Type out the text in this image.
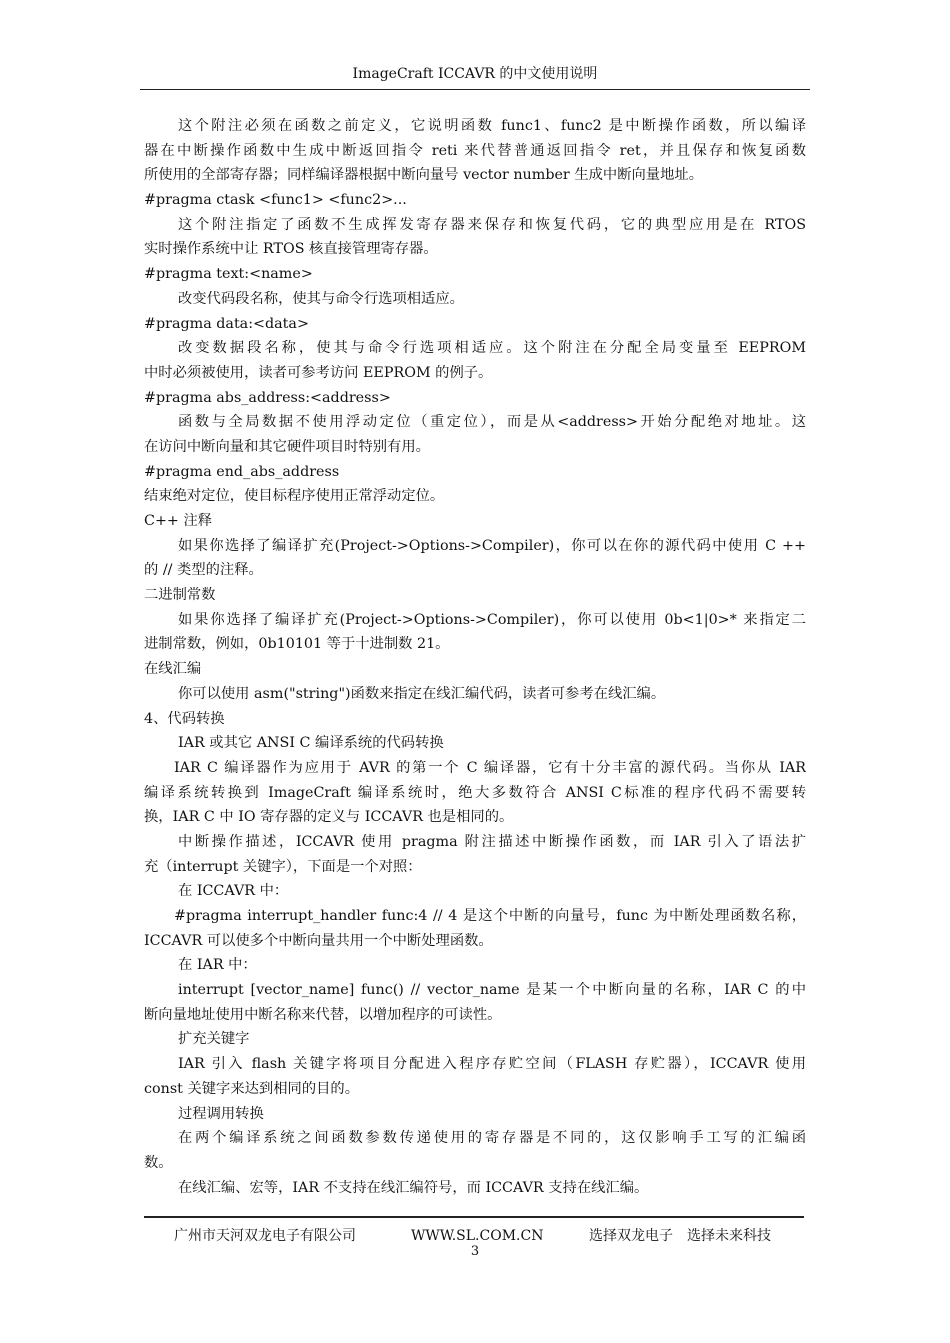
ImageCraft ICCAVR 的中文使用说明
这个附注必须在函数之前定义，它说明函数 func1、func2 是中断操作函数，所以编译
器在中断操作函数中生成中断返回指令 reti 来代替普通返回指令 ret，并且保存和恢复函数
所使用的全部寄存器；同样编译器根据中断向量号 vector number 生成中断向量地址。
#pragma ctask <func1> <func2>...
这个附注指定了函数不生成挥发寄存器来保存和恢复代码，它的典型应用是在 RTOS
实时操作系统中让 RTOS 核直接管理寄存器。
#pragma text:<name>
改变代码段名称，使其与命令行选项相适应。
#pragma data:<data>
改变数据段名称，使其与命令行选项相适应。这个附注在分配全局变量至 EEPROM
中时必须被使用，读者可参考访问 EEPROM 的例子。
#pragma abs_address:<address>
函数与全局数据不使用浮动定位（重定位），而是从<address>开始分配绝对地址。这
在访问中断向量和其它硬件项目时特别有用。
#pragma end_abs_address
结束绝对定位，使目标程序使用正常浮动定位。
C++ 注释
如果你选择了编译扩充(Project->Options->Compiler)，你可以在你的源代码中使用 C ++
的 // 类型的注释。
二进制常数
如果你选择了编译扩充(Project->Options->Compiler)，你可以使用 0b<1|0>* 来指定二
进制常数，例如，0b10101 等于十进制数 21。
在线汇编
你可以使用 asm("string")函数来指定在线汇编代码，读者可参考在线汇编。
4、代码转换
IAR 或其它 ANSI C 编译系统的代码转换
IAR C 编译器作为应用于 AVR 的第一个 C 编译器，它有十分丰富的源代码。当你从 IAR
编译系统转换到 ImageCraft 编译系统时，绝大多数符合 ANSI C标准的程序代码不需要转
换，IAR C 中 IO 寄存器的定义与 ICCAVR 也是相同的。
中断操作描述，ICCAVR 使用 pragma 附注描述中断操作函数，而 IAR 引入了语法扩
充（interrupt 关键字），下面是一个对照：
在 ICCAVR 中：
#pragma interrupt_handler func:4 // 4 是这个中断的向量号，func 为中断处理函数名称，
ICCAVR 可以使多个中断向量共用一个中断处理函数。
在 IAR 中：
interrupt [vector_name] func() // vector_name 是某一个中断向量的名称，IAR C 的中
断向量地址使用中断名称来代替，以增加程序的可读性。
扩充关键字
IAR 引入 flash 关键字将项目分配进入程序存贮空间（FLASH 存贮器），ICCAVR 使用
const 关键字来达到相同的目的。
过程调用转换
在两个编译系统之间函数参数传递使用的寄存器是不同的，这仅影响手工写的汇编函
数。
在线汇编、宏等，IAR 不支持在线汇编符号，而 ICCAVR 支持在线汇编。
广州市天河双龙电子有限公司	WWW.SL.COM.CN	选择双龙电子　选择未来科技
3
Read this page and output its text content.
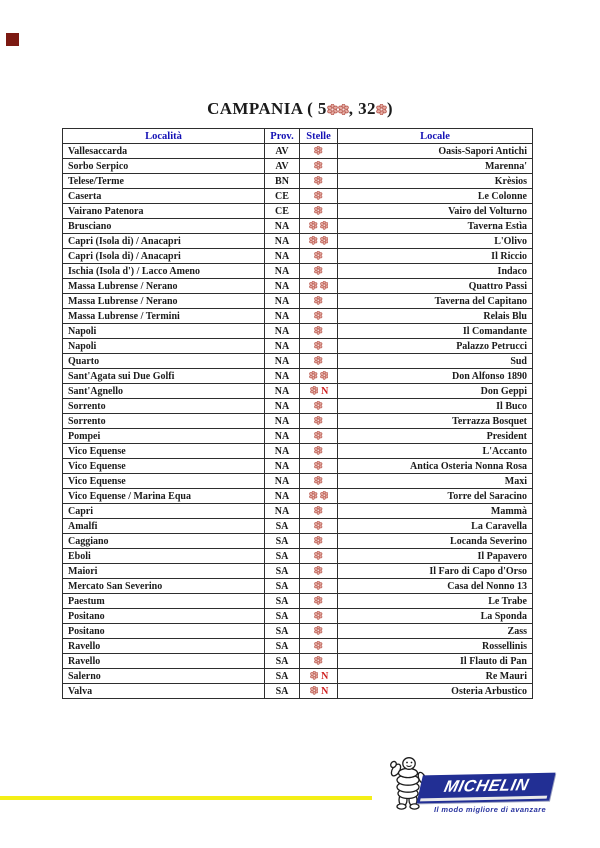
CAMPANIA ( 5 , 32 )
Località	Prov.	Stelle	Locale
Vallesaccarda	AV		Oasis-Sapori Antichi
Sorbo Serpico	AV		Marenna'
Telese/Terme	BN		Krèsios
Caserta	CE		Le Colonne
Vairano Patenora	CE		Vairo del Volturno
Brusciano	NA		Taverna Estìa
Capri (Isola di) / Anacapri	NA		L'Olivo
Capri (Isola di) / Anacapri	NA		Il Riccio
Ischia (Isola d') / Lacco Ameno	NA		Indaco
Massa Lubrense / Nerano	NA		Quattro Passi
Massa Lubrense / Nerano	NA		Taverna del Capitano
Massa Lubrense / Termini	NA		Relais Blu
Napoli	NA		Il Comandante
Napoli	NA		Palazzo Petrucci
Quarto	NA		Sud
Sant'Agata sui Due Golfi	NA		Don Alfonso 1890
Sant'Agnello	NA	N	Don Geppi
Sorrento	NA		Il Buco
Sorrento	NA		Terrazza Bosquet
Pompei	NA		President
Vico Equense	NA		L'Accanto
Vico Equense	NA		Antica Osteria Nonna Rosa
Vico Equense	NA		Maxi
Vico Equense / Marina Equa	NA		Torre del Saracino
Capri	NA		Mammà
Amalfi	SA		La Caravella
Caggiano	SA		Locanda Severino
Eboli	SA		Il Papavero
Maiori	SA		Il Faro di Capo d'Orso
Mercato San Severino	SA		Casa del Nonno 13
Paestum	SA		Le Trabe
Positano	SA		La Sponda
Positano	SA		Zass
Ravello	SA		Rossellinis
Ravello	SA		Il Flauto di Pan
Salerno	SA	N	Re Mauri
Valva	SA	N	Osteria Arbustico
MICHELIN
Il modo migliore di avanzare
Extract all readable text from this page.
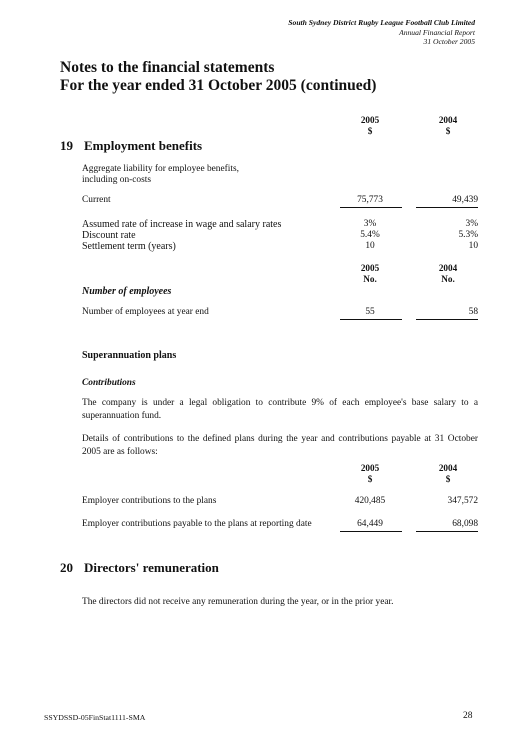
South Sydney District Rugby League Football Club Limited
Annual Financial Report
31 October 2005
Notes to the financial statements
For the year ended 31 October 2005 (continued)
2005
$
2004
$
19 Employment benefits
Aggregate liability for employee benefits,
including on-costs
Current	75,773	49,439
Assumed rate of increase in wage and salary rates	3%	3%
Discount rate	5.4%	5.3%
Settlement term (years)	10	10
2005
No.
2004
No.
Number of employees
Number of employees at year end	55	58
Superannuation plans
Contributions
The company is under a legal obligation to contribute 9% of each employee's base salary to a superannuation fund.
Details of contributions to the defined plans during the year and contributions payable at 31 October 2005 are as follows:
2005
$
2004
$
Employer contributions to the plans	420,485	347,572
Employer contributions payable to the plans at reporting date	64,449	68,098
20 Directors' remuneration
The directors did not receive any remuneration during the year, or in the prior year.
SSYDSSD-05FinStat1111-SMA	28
• • • •
▶ _WORK INSTRUCTIONS_: Repeat only the lines from the line with "Extract all readable text from this page." to the end of the entries, including both the first and the last line, and drop every picture.

▶ _SOLUTION TO THIS PROBLEM_:
Extract all readable text from this page.
South Sydney District Rugby League Football Club Limited
Annual Financial Report
31 October 2005
Notes to the financial statements
For the year ended 31 October 2005 (continued)
2005
$
2004
$
19 Employment benefits
Aggregate liability for employee benefits,
including on-costs
Current	75,773	49,439
Assumed rate of increase in wage and salary rates	3%	3%
Discount rate	5.4%	5.3%
Settlement term (years)	10	10
2005
No.
2004
No.
Number of employees
Number of employees at year end	55	58
Superannuation plans
Contributions
The company is under a legal obligation to contribute 9% of each employee's base salary to a superannuation fund.
Details of contributions to the defined plans during the year and contributions payable at 31 October 2005 are as follows:
2005
$
2004
$
Employer contributions to the plans	420,485	347,572
Employer contributions payable to the plans at reporting date	64,449	68,098
20 Directors' remuneration
The directors did not receive any remuneration during the year, or in the prior year.
SSYDSSD-05FinStat1111-SMA	28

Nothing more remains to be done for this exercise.